> _Bloco de texto_
O porta-voz não estranha a prerrogativa de reclamação dos advogados. Diz apenas que o alvo deles estaria errado. “Os advogados têm todo o direito de fazer questionamento, e qualquer coisa é só procurar a Justiça.

Todo questionamento deve ser tratado diretamente com a Justiça, porque a Polícia Militar estava cumprindo a um mandado judicial. Se foi irregular, então quem teria de responder é a justiça”, diz o coronel.

Robson Barros: “Foi desnecessária, inoportuna e desumana a intervenção”

SIMONE PASSOS DESMENTE JESSE SAMÁ - “A qualquer questionamento que eles tenham, fiquem à vontade. Mas não é com a PM. Da parte da PM, garanto que não houve exorbitância. Foi tudo cumprido conforme determina o mandado judicial, devidamente acompanhado por quem de direito. Geralmente, tem um oficial de Justiça, mas nessa de domingo especificamente tinha três”, reitera.

“Nossos sete ativistas continuam presos. Nós estamos fazendo uma vigília na porta da Segunda Delegacia, na Rua Divina Pastora, até a libertação desses nossos companheiros”, disse à Coluna Aparte Jessé Samá, no meia da manhã desta segunda-feira, 24.

A secretária de Assistência Social do município de Aracaju, Simone Passos, foi procurado pela Coluna Aparte para se defender das acusações feitas pelo coordenador do MLB, Jessé Samá, e as rechaçou com veemência e dados positivos da Secretaria que ele comanda sobre os episódios de domingo. O que Simone Passos diz vai a seguir, na íntegra e entre aspas..

Simone Passos: “Fui agredida verbalmente e desacatada, mas jamais agi da mesma forma” (Foto: Marcelle Cristinne)

“É com imensa surpresa e tristeza que recebo as denúncias do Movimento Luta nos Bairros ao meu nome, enquanto secretária municipal de Assistência Social, atrelado a ação de insensibilidade e falta de humanidade.

Reforço meu comprometimento desde as primeiras horas da manhã do domingo, 23, quando acionei técnicos da Secretaria da Assistência Social de Aracaju para acompanharmos a ação do cumprimento do mandado de reintegração de posse de um prédio particular na avenida Ivo do Prado, no centro, que estava ocupado desde novembro do ano passado por militantes da chamada Ocupação Mulungu.

> _Registros extraídos_

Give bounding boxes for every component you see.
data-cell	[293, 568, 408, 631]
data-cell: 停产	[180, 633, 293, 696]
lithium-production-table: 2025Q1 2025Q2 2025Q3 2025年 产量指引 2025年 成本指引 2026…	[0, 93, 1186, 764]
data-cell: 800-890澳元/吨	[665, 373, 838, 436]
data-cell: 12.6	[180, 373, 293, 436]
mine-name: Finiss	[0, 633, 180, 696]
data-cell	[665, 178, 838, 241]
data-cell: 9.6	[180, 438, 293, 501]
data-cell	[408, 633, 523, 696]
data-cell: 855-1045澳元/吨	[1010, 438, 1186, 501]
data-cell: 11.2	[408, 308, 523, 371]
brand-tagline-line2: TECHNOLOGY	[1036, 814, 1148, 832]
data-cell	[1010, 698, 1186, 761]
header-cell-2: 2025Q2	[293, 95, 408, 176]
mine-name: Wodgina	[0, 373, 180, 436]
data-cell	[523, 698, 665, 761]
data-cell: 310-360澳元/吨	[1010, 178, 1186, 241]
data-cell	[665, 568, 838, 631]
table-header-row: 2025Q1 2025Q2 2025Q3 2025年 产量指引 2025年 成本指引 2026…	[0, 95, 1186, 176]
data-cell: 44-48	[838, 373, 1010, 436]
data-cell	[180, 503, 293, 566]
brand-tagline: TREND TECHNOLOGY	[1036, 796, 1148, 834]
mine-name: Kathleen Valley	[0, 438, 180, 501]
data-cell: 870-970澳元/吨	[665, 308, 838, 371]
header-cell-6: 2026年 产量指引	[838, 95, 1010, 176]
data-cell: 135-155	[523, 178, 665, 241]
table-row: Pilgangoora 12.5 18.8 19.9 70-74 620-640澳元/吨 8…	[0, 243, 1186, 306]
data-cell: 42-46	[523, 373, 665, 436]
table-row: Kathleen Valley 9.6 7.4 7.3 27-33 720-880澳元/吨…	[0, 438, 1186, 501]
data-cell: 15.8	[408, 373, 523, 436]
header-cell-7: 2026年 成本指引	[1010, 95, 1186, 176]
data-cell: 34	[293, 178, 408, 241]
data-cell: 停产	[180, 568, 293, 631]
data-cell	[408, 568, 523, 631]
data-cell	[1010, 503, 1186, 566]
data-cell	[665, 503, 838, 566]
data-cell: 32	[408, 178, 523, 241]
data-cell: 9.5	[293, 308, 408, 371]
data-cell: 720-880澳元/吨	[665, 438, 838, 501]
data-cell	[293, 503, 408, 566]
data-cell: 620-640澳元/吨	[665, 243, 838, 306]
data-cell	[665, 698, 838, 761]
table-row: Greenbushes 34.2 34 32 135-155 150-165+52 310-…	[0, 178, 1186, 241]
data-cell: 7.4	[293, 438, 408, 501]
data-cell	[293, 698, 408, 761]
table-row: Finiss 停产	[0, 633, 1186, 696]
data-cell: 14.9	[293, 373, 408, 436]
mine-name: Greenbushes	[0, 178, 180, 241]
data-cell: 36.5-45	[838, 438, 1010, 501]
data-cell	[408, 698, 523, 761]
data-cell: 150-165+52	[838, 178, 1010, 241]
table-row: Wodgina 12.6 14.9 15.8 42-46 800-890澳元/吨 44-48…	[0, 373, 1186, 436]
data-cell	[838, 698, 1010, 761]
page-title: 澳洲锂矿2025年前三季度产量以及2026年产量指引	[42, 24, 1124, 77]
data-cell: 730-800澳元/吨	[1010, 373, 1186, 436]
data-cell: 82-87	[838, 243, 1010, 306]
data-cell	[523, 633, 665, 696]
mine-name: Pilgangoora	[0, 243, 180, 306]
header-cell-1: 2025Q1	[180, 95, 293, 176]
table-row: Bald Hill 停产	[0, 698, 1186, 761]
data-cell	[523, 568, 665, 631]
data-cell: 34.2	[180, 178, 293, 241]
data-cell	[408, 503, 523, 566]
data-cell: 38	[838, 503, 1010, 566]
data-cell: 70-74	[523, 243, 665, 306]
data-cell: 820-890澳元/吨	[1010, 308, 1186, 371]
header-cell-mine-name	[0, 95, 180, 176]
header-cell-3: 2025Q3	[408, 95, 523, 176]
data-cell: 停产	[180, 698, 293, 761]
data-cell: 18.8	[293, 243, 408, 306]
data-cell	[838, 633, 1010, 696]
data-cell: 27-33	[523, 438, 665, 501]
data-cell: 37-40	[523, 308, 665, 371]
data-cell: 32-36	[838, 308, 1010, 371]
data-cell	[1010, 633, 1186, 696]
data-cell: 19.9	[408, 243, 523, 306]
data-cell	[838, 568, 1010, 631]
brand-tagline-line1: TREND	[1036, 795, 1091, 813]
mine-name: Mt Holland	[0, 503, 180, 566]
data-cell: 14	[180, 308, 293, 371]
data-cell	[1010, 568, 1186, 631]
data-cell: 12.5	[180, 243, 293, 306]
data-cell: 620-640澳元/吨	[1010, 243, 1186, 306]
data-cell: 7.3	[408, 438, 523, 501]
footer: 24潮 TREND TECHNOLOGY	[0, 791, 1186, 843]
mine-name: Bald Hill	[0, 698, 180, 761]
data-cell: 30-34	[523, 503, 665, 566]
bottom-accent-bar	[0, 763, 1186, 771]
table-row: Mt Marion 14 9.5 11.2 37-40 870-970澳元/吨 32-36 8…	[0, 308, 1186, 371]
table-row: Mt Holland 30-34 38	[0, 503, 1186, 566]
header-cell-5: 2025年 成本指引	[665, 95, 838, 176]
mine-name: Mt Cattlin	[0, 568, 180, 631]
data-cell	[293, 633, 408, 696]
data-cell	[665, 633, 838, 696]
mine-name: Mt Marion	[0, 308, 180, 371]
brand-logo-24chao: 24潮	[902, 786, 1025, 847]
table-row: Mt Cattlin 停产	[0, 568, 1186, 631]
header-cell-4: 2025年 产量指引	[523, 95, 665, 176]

> _Exercício 1_
Na reportagem sobre a reintegração de posse em Aracaju, quantos oficiais de Justiça acompanharam a ação de domingo, segundo o coronel?
> _Exercício 2_
Prossiga com a reportagem sobre a reintegração de posse em Aracaju a partir do ponto em que ela termina.

> _Resposta escrita 1_
Três oficiais de Justiça.

> _Resposta escrita 2_
Após a ação de reintegração realizada pela Polícia Militar de Sergipe, nossa equipe - a qual ressalto não ser citada no processo, mas atuar como suporte às famílias -, imediatamente se colocou à disposição para atender as 28 famílias presentes no local, das quais 25 foram direcionadas a dois abrigos mantidos pela Prefeitura de Aracaju e para a Casa de Passagem do Estado, com a qual temos parceria, e as outras três famílias foram encaminhadas para a casa de familiares.

Além dessas famílias, outras pessoas chegaram posteriormente ao espaço se dizendo integrante do movimento e, em momento algum, nos recusamos a dialogar ou explicar a situação da qual também fomos pegos de surpresa. 

Neste contexto, na manhã desta segunda-feira, 24, junto à equipe da Secretaria Municipal da Saúde, levamos para os abrigos que receberam as famílias acolhidas os protocolos de testagem para a Covid-19, entretanto nos deparamos com a evasão dessas famílias, onde 15 permanecem acolhidas por nós, as outras 10 pediram desligamento na mesma noite, alegando ter como se manter fora dali. 

Reafirmo que se trata de uma ação judicial, a qual o compete ao Estado. Eu, enquanto secretária, não tenho medido esforços para ajudar e ouvir. Fui agredida verbalmente e desacatada, mas jamais agi da mesma forma. 

Prezo pelo respeito e sempre buscarei trabalhar por ele, por isso reforço que a Assistência Social de Aracaju já havia estabelecido diálogo com representantes da ocupação em 12 de março, de modo a identificar o perfil dessas famílias, as quais ontem também identificamos que novos integrantes passaram a participar da ocupação, sendo a grande maioria homens, solteiros, bem como aposentados, e outra parte beneficiários de auxílio emergencial federal ou, até mesmo, recém-cadastrados no Auxílio Municipal Emergencial - AME”.